Here are records with pictures in them. Copy all of them exactly and leave the pictures out.

>>>

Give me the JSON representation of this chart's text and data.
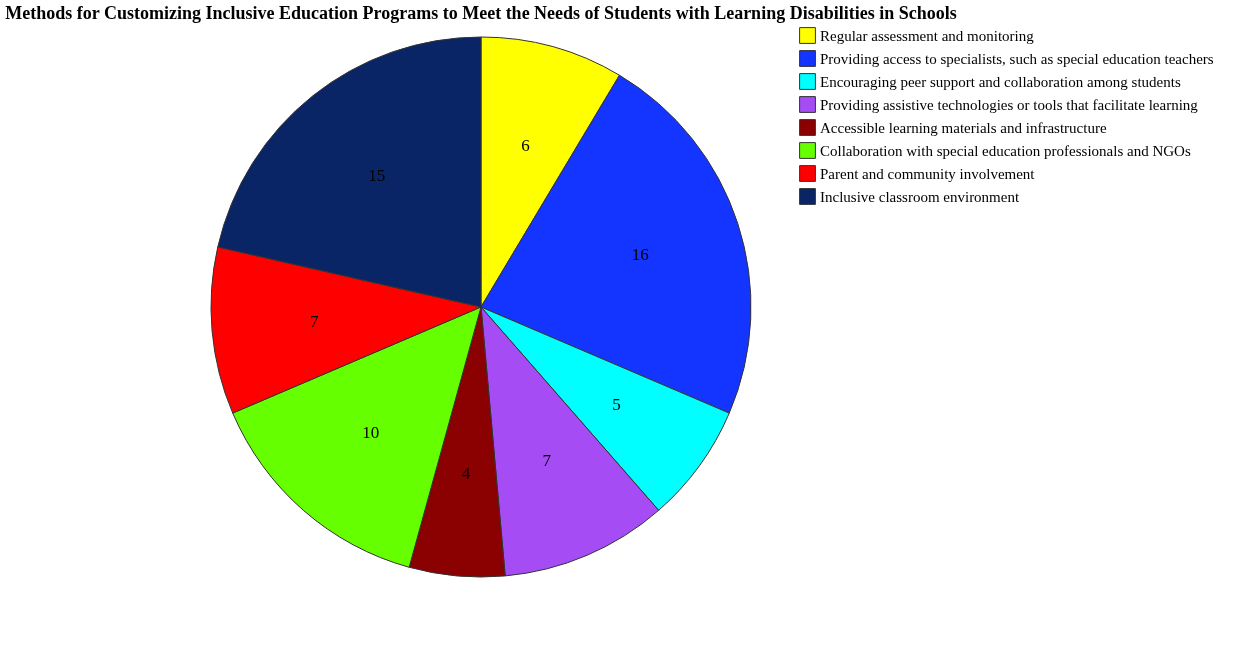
{
  "chart_data": {
    "type": "pie",
    "title": "Methods for Customizing Inclusive Education Programs to Meet the Needs of Students with Learning Disabilities in Schools",
    "categories": [
      "Regular assessment and monitoring",
      "Providing access to specialists, such as special education teachers",
      "Encouraging peer support and collaboration among students",
      "Providing assistive technologies or tools that facilitate learning",
      "Accessible learning materials and infrastructure",
      "Collaboration with special education professionals and NGOs",
      "Parent and community involvement",
      "Inclusive classroom environment"
    ],
    "values": [
      6,
      16,
      5,
      7,
      4,
      10,
      7,
      15
    ],
    "colors": [
      "#ffff00",
      "#1434ff",
      "#00ffff",
      "#a64cf5",
      "#8b0000",
      "#66ff00",
      "#ff0000",
      "#0a2565"
    ],
    "data_labels": true,
    "legend": "right"
  }
}
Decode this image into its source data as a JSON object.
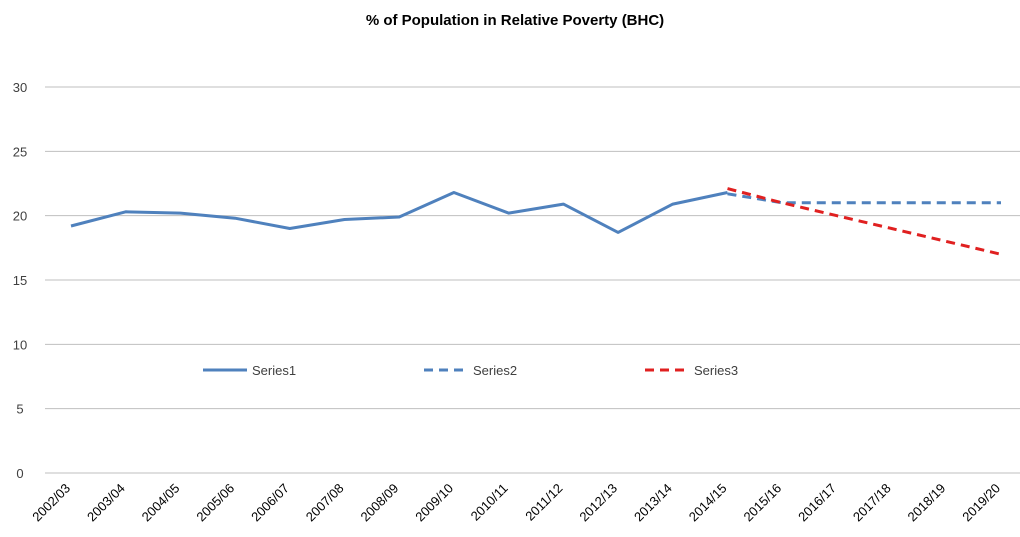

<<<

### Exercise solution
Give me the JSON representation of this chart's text and data.
{
  "chart_data": {
    "type": "pie",
    "title": "Methods for Customizing Inclusive Education Programs to Meet the Needs of Students with Learning Disabilities in Schools",
    "categories": [
      "Regular assessment and monitoring",
      "Providing access to specialists, such as special education teachers",
      "Encouraging peer support and collaboration among students",
      "Providing assistive technologies or tools that facilitate learning",
      "Accessible learning materials and infrastructure",
      "Collaboration with special education professionals and NGOs",
      "Parent and community involvement",
      "Inclusive classroom environment"
    ],
    "values": [
      6,
      16,
      5,
      7,
      4,
      10,
      7,
      15
    ],
    "colors": [
      "#ffff00",
      "#1434ff",
      "#00ffff",
      "#a64cf5",
      "#8b0000",
      "#66ff00",
      "#ff0000",
      "#0a2565"
    ],
    "data_labels": true,
    "legend": "right"
  }
}
Decode this image into its source data as a JSON object.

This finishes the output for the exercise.